*EXERCISE:*
Work out how many lines of the listing hold the string "nwork", then answer with that number and nothing else.

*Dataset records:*
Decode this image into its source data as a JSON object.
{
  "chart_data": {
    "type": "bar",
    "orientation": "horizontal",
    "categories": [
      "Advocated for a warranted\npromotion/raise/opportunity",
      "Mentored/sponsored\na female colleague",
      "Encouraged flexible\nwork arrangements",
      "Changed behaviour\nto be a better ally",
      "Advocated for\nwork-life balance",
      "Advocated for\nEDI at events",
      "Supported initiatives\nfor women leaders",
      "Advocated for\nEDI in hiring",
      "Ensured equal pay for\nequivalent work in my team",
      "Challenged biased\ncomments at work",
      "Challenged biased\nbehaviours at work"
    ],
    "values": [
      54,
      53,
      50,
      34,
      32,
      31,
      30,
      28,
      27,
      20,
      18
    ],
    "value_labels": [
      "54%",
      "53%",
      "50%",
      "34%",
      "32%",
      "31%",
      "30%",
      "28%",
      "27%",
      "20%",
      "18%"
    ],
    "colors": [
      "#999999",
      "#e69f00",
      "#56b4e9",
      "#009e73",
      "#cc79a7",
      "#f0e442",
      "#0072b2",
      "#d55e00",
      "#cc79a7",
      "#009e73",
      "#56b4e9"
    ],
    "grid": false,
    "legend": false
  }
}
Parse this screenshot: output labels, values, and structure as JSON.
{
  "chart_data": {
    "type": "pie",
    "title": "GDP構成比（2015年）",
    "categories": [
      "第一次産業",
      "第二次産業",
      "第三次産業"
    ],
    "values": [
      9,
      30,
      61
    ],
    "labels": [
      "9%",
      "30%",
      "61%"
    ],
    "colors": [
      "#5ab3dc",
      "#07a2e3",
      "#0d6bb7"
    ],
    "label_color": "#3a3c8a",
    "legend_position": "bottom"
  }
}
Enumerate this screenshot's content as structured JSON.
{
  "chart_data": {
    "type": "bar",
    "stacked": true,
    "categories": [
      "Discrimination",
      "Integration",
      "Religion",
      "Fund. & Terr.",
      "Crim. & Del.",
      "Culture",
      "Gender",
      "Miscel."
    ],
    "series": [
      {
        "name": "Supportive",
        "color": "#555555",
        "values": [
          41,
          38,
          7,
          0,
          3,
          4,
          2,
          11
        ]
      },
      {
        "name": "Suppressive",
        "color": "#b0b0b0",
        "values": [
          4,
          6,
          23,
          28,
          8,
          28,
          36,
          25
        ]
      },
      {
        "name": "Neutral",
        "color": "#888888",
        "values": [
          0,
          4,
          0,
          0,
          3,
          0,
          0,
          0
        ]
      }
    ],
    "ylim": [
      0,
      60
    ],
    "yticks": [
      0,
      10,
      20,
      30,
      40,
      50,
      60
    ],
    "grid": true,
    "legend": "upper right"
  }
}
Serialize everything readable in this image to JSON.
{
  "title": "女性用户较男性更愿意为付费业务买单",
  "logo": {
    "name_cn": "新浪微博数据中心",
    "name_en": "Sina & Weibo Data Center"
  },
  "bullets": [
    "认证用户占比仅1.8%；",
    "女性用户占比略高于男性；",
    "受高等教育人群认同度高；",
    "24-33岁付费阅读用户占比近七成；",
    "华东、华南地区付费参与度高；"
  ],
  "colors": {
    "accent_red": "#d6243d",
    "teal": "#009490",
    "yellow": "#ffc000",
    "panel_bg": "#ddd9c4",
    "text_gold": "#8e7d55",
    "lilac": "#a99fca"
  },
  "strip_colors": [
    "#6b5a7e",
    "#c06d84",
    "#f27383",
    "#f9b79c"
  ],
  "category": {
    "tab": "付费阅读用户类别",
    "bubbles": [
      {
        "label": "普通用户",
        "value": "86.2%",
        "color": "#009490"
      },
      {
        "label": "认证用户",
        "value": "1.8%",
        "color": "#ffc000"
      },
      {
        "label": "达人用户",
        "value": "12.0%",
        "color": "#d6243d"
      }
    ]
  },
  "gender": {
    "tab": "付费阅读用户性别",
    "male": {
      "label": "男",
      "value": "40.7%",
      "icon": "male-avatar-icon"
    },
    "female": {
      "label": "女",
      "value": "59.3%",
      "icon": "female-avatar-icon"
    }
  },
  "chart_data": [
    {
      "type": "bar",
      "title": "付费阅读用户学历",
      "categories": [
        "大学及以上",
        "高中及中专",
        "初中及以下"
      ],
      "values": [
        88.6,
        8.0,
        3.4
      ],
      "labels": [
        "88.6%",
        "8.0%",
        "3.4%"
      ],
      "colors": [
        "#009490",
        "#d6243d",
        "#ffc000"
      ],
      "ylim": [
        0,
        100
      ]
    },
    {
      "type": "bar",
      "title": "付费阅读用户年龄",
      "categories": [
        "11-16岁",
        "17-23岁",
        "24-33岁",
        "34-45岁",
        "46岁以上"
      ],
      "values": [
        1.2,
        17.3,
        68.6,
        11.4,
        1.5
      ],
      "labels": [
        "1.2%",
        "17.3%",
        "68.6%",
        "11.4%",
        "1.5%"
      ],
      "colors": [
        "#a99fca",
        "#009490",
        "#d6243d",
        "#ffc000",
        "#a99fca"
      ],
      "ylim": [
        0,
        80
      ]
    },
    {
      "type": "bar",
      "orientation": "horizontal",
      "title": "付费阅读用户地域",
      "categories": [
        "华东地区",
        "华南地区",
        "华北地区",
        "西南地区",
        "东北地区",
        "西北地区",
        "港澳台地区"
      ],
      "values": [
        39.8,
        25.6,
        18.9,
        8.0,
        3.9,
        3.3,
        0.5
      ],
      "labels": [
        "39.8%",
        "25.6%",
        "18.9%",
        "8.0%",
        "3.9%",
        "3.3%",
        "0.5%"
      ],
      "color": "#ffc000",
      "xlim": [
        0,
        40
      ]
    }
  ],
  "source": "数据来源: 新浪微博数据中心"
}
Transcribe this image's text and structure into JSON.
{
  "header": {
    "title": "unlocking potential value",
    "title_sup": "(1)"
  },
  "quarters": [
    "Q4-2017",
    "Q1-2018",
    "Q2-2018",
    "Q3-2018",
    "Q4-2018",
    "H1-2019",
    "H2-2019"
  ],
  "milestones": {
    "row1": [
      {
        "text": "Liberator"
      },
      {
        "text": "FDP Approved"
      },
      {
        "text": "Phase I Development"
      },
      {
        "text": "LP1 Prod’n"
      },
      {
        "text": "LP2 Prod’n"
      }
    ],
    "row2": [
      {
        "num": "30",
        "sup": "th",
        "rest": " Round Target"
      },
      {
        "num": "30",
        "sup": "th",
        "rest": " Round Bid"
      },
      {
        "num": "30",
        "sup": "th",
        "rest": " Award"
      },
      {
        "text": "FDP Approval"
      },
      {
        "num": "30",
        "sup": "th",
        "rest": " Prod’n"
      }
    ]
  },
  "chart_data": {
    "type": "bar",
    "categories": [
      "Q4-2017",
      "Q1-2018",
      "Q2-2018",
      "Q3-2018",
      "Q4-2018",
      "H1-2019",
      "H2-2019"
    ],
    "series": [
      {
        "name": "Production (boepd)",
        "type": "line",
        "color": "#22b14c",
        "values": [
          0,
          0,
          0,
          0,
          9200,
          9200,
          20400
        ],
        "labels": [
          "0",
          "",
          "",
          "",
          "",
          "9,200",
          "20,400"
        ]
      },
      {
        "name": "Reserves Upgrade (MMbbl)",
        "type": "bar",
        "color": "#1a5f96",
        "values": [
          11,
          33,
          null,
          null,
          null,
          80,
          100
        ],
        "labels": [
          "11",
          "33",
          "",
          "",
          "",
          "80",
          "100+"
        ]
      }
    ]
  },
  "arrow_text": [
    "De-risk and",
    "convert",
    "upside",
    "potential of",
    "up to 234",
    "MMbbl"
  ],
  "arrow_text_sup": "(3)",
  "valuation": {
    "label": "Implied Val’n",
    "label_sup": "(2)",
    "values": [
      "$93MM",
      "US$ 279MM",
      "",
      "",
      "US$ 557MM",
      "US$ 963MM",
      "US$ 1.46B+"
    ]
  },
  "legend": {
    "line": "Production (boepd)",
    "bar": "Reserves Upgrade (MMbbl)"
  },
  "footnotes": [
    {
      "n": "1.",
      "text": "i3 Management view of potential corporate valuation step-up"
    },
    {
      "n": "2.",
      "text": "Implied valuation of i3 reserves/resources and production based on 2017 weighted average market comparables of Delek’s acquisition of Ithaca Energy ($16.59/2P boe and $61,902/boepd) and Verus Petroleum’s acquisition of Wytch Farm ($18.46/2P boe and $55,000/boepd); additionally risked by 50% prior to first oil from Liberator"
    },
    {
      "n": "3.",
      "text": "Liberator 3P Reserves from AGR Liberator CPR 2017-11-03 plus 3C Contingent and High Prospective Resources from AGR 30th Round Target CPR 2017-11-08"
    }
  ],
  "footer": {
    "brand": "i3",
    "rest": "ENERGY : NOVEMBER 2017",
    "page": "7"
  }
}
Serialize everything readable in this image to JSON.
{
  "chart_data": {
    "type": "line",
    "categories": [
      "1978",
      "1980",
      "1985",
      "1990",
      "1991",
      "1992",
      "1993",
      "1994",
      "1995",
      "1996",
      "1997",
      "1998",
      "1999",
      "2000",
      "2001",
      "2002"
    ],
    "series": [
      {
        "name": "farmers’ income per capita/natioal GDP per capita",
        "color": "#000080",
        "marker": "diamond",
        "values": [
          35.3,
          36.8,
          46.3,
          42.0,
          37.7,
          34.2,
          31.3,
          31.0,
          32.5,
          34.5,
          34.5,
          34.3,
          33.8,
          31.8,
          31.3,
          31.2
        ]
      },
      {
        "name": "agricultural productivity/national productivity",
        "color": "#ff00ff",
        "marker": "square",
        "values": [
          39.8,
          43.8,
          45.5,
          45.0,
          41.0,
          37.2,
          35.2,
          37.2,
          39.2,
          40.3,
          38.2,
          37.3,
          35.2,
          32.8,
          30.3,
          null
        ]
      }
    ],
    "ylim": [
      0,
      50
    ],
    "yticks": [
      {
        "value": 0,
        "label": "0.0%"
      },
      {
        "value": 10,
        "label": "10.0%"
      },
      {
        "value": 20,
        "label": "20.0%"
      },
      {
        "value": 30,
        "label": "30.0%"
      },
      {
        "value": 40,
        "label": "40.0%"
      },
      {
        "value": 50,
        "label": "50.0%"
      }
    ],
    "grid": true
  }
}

*EXERCISE ANSWER:*
2